GOAL OF THE EXERCISE
All of the entries must be reproduced exactly, with no images carried over.

=== SOURCE DATA ===

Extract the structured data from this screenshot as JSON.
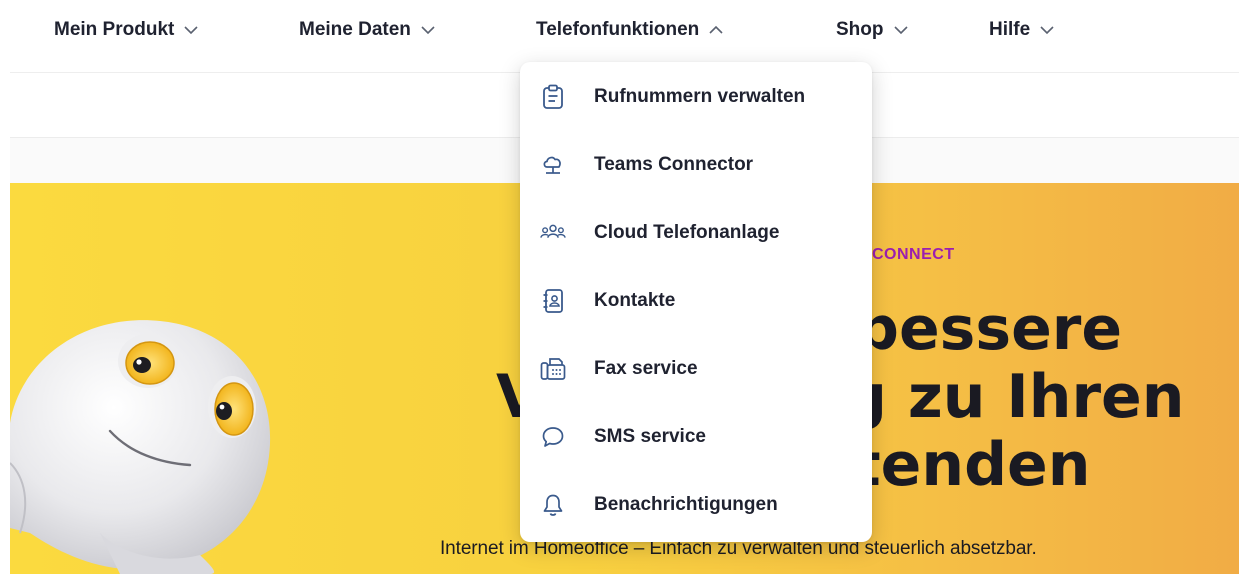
{
  "nav": {
    "items": [
      {
        "label": "Mein Produkt",
        "expanded": false
      },
      {
        "label": "Meine Daten",
        "expanded": false
      },
      {
        "label": "Telefonfunktionen",
        "expanded": true
      },
      {
        "label": "Shop",
        "expanded": false
      },
      {
        "label": "Hilfe",
        "expanded": false
      }
    ]
  },
  "dropdown": {
    "items": [
      {
        "label": "Rufnummern verwalten",
        "icon": "clipboard-icon"
      },
      {
        "label": "Teams Connector",
        "icon": "cloud-connector-icon"
      },
      {
        "label": "Cloud Telefonanlage",
        "icon": "people-group-icon"
      },
      {
        "label": "Kontakte",
        "icon": "contact-book-icon"
      },
      {
        "label": "Fax service",
        "icon": "fax-icon"
      },
      {
        "label": "SMS service",
        "icon": "chat-bubble-icon"
      },
      {
        "label": "Benachrichtigungen",
        "icon": "bell-icon"
      }
    ]
  },
  "hero": {
    "eyebrow": "CONNECT",
    "headline_line1": "bessere",
    "headline_line2": "Verbindung zu Ihren",
    "headline_line3": "tenden",
    "subline": "Internet im Homeoffice – Einfach zu verwalten und steuerlich absetzbar."
  },
  "colors": {
    "hero_start": "#fbda3f",
    "hero_end": "#f1ac45",
    "eyebrow": "#9b1fb0",
    "icon_blue": "#3a5a8c",
    "text_dark": "#1f2230"
  }
}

===

WRITTEN RESPONSE
Extract the structured data from this screenshot as JSON.
{
  "nav": {
    "items": [
      {
        "label": "Mein Produkt",
        "expanded": false
      },
      {
        "label": "Meine Daten",
        "expanded": false
      },
      {
        "label": "Telefonfunktionen",
        "expanded": true
      },
      {
        "label": "Shop",
        "expanded": false
      },
      {
        "label": "Hilfe",
        "expanded": false
      }
    ]
  },
  "dropdown": {
    "items": [
      {
        "label": "Rufnummern verwalten",
        "icon": "clipboard-icon"
      },
      {
        "label": "Teams Connector",
        "icon": "cloud-connector-icon"
      },
      {
        "label": "Cloud Telefonanlage",
        "icon": "people-group-icon"
      },
      {
        "label": "Kontakte",
        "icon": "contact-book-icon"
      },
      {
        "label": "Fax service",
        "icon": "fax-icon"
      },
      {
        "label": "SMS service",
        "icon": "chat-bubble-icon"
      },
      {
        "label": "Benachrichtigungen",
        "icon": "bell-icon"
      }
    ]
  },
  "hero": {
    "eyebrow": "CONNECT",
    "headline_line1": "bessere",
    "headline_line2": "Verbindung zu Ihren",
    "headline_line3": "tenden",
    "subline": "Internet im Homeoffice – Einfach zu verwalten und steuerlich absetzbar."
  },
  "colors": {
    "hero_start": "#fbda3f",
    "hero_end": "#f1ac45",
    "eyebrow": "#9b1fb0",
    "icon_blue": "#3a5a8c",
    "text_dark": "#1f2230"
  }
}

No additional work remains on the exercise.